Exercise aim: Records follow. Pull out every line that contains "трубы".

Extracted data:
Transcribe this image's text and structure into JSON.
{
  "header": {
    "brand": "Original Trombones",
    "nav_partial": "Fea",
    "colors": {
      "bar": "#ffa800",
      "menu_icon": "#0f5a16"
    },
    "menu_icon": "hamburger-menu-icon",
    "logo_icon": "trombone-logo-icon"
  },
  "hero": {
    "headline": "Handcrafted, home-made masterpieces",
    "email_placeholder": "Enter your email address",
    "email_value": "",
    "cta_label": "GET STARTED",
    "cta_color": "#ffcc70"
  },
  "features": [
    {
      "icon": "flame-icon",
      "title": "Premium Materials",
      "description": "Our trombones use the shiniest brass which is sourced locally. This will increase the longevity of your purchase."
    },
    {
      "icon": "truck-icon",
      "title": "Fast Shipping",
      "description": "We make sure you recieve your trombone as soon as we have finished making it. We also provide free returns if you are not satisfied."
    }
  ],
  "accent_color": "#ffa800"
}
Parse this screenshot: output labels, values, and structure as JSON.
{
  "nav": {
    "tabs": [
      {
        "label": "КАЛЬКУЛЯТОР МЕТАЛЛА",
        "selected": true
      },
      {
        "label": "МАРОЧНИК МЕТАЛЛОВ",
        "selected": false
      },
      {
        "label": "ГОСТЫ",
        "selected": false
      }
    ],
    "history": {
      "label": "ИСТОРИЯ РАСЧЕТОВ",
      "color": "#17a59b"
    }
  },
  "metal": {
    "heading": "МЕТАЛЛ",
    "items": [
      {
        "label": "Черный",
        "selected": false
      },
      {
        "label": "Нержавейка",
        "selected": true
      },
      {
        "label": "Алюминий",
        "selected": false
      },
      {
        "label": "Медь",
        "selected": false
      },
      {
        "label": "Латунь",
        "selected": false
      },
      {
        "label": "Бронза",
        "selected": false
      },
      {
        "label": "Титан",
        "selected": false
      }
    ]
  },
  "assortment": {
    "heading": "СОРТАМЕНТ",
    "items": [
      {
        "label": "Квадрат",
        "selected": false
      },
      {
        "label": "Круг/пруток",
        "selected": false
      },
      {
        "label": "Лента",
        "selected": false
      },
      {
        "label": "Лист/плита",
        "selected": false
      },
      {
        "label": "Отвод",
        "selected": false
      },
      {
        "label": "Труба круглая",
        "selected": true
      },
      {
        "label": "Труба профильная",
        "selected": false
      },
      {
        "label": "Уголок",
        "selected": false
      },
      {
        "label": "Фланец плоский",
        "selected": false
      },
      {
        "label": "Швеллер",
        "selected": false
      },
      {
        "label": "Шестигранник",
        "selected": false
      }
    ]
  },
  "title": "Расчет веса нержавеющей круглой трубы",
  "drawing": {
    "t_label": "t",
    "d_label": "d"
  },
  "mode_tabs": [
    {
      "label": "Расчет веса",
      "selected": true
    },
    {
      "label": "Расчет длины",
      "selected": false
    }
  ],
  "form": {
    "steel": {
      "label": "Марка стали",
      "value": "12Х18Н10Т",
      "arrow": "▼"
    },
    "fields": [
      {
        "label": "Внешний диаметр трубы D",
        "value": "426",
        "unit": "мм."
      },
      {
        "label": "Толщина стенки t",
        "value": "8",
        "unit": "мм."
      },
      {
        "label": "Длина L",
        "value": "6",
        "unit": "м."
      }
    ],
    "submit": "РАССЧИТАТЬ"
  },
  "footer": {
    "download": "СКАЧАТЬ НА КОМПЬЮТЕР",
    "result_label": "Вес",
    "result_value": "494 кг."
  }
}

Expected answer:
  "title": "Расчет веса нержавеющей круглой трубы",
        "label": "Внешний диаметр трубы D",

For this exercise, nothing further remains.